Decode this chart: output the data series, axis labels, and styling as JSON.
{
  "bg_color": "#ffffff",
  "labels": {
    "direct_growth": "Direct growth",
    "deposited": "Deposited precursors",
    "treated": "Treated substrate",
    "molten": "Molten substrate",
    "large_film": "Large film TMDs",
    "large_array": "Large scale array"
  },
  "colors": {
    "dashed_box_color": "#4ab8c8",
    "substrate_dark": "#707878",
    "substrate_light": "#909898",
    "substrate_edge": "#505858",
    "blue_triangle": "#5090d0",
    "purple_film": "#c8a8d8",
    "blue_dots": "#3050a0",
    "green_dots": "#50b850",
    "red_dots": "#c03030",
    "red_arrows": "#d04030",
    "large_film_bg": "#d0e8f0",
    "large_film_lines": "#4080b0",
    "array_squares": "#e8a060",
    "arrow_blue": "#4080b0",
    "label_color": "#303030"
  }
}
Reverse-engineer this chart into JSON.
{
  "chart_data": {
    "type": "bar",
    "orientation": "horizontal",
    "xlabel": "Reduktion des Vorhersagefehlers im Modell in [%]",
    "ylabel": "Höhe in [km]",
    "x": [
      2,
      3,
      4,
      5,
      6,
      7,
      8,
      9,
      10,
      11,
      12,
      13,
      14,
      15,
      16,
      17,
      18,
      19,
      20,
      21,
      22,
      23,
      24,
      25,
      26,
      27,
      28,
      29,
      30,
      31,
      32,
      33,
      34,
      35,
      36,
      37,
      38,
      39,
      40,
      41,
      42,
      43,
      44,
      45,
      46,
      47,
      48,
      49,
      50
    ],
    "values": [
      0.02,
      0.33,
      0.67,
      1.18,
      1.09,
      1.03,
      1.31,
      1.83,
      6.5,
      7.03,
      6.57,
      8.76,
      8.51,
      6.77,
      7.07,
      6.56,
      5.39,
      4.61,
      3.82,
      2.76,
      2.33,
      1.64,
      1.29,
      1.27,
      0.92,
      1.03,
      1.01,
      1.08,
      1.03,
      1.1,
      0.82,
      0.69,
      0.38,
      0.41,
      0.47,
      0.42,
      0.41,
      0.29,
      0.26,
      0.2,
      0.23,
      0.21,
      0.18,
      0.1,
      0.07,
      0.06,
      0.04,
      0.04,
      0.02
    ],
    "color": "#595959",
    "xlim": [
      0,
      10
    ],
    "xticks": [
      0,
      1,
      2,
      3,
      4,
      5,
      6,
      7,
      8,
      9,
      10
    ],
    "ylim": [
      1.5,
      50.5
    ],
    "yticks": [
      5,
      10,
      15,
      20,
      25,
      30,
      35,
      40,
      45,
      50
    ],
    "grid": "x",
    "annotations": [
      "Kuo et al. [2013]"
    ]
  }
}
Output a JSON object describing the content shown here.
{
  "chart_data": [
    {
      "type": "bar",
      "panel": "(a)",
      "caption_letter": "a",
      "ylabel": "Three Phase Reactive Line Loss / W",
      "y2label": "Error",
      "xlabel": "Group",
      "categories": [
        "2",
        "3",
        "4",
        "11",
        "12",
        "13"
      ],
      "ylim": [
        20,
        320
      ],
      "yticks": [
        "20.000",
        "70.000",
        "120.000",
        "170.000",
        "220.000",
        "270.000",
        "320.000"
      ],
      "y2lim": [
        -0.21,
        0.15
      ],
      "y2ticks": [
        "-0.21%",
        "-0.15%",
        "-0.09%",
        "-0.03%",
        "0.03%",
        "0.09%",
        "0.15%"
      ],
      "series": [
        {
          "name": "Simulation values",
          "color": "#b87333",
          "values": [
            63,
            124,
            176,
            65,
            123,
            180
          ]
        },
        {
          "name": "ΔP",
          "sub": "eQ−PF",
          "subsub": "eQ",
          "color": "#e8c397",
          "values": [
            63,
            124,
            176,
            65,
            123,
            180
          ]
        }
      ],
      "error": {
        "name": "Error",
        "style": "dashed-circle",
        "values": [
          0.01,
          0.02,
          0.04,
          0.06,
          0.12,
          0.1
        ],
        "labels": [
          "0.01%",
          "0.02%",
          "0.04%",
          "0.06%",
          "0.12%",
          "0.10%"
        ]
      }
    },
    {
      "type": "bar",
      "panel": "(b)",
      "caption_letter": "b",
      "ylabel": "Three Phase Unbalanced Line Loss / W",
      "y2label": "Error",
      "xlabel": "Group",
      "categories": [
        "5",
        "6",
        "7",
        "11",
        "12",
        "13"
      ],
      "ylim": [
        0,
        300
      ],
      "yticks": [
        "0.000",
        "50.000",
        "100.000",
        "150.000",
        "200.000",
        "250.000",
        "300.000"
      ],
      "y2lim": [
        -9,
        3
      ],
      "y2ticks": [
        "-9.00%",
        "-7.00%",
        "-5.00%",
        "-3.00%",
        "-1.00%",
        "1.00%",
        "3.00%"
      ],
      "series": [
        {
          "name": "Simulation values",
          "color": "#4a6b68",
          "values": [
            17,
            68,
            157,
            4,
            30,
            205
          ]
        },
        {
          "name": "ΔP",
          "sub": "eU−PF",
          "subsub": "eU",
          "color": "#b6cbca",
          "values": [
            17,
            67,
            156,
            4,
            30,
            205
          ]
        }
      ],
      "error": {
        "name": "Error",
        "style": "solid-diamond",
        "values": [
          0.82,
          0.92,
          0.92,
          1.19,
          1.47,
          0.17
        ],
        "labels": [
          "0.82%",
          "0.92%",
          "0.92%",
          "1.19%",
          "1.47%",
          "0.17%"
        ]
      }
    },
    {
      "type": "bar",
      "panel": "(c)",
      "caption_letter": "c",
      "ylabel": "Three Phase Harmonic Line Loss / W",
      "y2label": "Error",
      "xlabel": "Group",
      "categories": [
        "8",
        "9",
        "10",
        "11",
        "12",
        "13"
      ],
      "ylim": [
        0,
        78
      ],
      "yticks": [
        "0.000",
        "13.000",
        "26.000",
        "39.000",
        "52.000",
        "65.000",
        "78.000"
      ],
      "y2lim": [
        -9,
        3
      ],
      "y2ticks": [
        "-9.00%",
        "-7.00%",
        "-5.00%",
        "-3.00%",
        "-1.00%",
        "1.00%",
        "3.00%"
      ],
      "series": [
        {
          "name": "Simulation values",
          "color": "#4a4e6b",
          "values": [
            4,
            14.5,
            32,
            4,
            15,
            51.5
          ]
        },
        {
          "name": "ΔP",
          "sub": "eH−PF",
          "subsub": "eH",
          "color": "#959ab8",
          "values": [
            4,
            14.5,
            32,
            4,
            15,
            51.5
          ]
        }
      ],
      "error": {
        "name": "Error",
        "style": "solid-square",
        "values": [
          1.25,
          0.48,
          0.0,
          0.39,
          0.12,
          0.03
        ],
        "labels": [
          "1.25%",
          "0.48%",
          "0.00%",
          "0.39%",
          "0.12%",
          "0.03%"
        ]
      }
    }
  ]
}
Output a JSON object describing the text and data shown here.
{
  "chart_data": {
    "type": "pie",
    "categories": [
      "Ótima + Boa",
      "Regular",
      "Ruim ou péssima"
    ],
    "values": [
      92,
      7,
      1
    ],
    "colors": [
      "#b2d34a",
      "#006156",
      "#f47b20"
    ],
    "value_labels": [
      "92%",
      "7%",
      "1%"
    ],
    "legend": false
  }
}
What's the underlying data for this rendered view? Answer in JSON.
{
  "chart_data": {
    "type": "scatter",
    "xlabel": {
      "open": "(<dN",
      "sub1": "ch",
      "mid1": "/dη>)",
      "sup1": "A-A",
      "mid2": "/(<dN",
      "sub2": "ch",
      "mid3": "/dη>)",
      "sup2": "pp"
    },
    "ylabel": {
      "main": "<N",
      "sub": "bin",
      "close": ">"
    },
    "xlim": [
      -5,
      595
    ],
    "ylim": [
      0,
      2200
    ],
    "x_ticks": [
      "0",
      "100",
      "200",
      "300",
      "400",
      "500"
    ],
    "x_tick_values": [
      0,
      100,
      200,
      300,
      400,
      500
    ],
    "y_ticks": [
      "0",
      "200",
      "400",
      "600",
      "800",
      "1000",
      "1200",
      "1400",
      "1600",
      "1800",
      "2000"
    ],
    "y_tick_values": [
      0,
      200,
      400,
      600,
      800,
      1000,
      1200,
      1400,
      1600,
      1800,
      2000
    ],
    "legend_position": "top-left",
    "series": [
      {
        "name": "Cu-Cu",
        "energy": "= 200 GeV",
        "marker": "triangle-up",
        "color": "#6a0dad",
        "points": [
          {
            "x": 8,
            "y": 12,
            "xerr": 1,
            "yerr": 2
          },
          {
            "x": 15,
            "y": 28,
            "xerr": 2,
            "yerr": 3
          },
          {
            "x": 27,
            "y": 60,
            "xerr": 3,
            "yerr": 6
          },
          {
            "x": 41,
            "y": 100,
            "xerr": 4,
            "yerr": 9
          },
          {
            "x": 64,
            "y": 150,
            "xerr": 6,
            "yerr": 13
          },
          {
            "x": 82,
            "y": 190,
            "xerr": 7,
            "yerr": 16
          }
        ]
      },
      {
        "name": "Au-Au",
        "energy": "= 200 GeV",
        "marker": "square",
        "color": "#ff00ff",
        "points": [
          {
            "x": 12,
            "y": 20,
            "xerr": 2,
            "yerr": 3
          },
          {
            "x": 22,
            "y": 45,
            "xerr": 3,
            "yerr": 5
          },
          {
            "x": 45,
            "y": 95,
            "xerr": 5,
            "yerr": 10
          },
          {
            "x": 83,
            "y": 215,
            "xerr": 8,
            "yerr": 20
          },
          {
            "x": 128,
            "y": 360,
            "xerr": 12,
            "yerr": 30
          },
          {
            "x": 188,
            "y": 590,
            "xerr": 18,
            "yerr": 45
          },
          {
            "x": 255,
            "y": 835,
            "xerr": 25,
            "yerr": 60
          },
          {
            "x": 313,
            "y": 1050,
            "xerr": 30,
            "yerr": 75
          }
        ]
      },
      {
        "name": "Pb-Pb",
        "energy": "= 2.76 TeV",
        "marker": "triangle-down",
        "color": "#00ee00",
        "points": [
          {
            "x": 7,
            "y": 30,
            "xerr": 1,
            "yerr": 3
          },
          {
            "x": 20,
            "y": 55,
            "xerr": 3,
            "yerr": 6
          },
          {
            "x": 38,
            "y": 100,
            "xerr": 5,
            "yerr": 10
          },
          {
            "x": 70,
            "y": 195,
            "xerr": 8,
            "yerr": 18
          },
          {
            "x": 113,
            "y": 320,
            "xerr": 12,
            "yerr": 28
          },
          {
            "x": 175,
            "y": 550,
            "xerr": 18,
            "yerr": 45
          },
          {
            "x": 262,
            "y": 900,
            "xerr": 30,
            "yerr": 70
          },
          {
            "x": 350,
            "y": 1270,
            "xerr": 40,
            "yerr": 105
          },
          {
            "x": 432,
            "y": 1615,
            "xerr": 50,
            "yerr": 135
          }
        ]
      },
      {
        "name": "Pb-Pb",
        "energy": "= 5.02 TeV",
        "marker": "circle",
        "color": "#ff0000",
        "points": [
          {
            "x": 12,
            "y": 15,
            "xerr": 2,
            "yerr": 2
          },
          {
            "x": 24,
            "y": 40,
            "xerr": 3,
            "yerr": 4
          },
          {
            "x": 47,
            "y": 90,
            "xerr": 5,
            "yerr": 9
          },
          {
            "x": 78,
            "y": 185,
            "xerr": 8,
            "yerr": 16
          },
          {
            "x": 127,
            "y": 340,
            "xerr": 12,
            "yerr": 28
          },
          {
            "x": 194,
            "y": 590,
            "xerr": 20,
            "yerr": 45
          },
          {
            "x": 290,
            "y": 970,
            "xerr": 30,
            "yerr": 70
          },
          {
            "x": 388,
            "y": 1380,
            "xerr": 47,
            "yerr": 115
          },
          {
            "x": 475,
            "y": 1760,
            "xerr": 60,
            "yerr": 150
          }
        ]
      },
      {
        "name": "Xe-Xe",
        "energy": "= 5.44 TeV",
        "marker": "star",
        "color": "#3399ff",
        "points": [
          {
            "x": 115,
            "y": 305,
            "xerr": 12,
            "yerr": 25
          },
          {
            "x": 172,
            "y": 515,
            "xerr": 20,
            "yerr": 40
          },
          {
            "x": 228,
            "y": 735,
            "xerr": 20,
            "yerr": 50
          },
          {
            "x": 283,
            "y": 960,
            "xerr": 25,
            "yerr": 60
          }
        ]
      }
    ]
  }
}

### Stated exercise
Among the lines of the material, find those that hold the word "shown" and copy them.

### Reply to the exercise
Output a JSON object describing the content shown here.
Output a JSON object describing the text and data shown here.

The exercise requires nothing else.